(Recorded information):
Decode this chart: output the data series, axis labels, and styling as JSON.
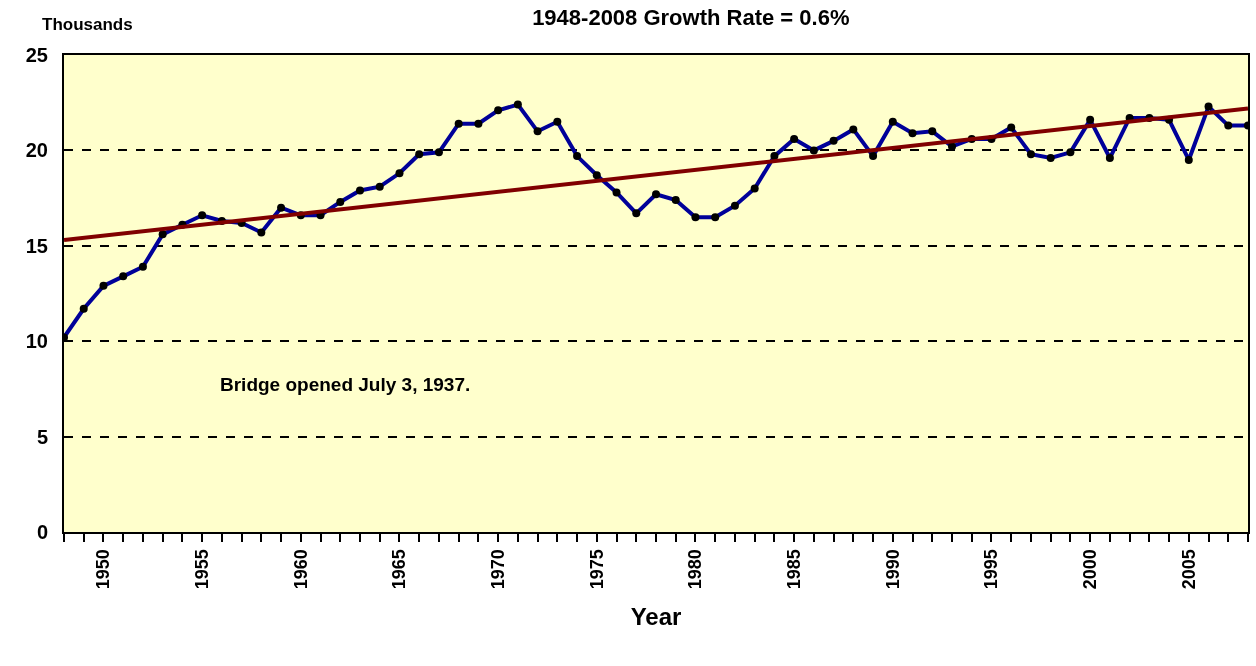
{
  "chart_data": {
    "type": "line",
    "title": "1948-2008 Growth Rate = 0.6%",
    "ylabel": "Thousands",
    "xlabel": "Year",
    "annotations": [
      "Bridge opened July 3, 1937."
    ],
    "series": [
      {
        "color": "#000099",
        "marker": "circle",
        "x": [
          1948,
          1949,
          1950,
          1951,
          1952,
          1953,
          1954,
          1955,
          1956,
          1957,
          1958,
          1959,
          1960,
          1961,
          1962,
          1963,
          1964,
          1965,
          1966,
          1967,
          1968,
          1969,
          1970,
          1971,
          1972,
          1973,
          1974,
          1975,
          1976,
          1977,
          1978,
          1979,
          1980,
          1981,
          1982,
          1983,
          1984,
          1985,
          1986,
          1987,
          1988,
          1989,
          1990,
          1991,
          1992,
          1993,
          1994,
          1995,
          1996,
          1997,
          1998,
          1999,
          2000,
          2001,
          2002,
          2003,
          2004,
          2005,
          2006,
          2007,
          2008
        ],
        "values": [
          10.2,
          11.7,
          12.9,
          13.4,
          13.9,
          15.6,
          16.1,
          16.6,
          16.3,
          16.2,
          15.7,
          17.0,
          16.6,
          16.6,
          17.3,
          17.9,
          18.1,
          18.8,
          19.8,
          19.9,
          21.4,
          21.4,
          22.1,
          22.4,
          21.0,
          21.5,
          19.7,
          18.7,
          17.8,
          16.7,
          17.7,
          17.4,
          16.5,
          16.5,
          17.1,
          18.0,
          19.7,
          20.6,
          20.0,
          20.5,
          21.1,
          19.7,
          21.5,
          20.9,
          21.0,
          20.2,
          20.6,
          20.6,
          21.2,
          19.8,
          19.6,
          19.9,
          21.6,
          19.6,
          21.7,
          21.7,
          21.6,
          19.5,
          22.3,
          21.3,
          21.3
        ]
      },
      {
        "color": "#800000",
        "marker": "none",
        "x": [
          1948,
          2008
        ],
        "values": [
          15.3,
          22.2
        ]
      }
    ],
    "xlim": [
      1948,
      2008
    ],
    "xticks": [
      {
        "value": 1948,
        "label": null
      },
      {
        "value": 1949,
        "label": null
      },
      1950,
      {
        "value": 1951,
        "label": null
      },
      {
        "value": 1952,
        "label": null
      },
      {
        "value": 1953,
        "label": null
      },
      {
        "value": 1954,
        "label": null
      },
      1955,
      {
        "value": 1956,
        "label": null
      },
      {
        "value": 1957,
        "label": null
      },
      {
        "value": 1958,
        "label": null
      },
      {
        "value": 1959,
        "label": null
      },
      1960,
      {
        "value": 1961,
        "label": null
      },
      {
        "value": 1962,
        "label": null
      },
      {
        "value": 1963,
        "label": null
      },
      {
        "value": 1964,
        "label": null
      },
      1965,
      {
        "value": 1966,
        "label": null
      },
      {
        "value": 1967,
        "label": null
      },
      {
        "value": 1968,
        "label": null
      },
      {
        "value": 1969,
        "label": null
      },
      1970,
      {
        "value": 1971,
        "label": null
      },
      {
        "value": 1972,
        "label": null
      },
      {
        "value": 1973,
        "label": null
      },
      {
        "value": 1974,
        "label": null
      },
      1975,
      {
        "value": 1976,
        "label": null
      },
      {
        "value": 1977,
        "label": null
      },
      {
        "value": 1978,
        "label": null
      },
      {
        "value": 1979,
        "label": null
      },
      1980,
      {
        "value": 1981,
        "label": null
      },
      {
        "value": 1982,
        "label": null
      },
      {
        "value": 1983,
        "label": null
      },
      {
        "value": 1984,
        "label": null
      },
      1985,
      {
        "value": 1986,
        "label": null
      },
      {
        "value": 1987,
        "label": null
      },
      {
        "value": 1988,
        "label": null
      },
      {
        "value": 1989,
        "label": null
      },
      1990,
      {
        "value": 1991,
        "label": null
      },
      {
        "value": 1992,
        "label": null
      },
      {
        "value": 1993,
        "label": null
      },
      {
        "value": 1994,
        "label": null
      },
      1995,
      {
        "value": 1996,
        "label": null
      },
      {
        "value": 1997,
        "label": null
      },
      {
        "value": 1998,
        "label": null
      },
      {
        "value": 1999,
        "label": null
      },
      2000,
      {
        "value": 2001,
        "label": null
      },
      {
        "value": 2002,
        "label": null
      },
      {
        "value": 2003,
        "label": null
      },
      {
        "value": 2004,
        "label": null
      },
      2005,
      {
        "value": 2006,
        "label": null
      },
      {
        "value": 2007,
        "label": null
      },
      {
        "value": 2008,
        "label": null
      }
    ],
    "ylim": [
      0,
      25
    ],
    "yticks": [
      0,
      5,
      10,
      15,
      20,
      25
    ],
    "grid": "y",
    "line_style": "solid"
  }
}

(Aim):
Your task is to gather every line with the word "series" and copy it.

(The response):
Decode this chart: output the data series, axis labels, and styling as JSON.
    "series": [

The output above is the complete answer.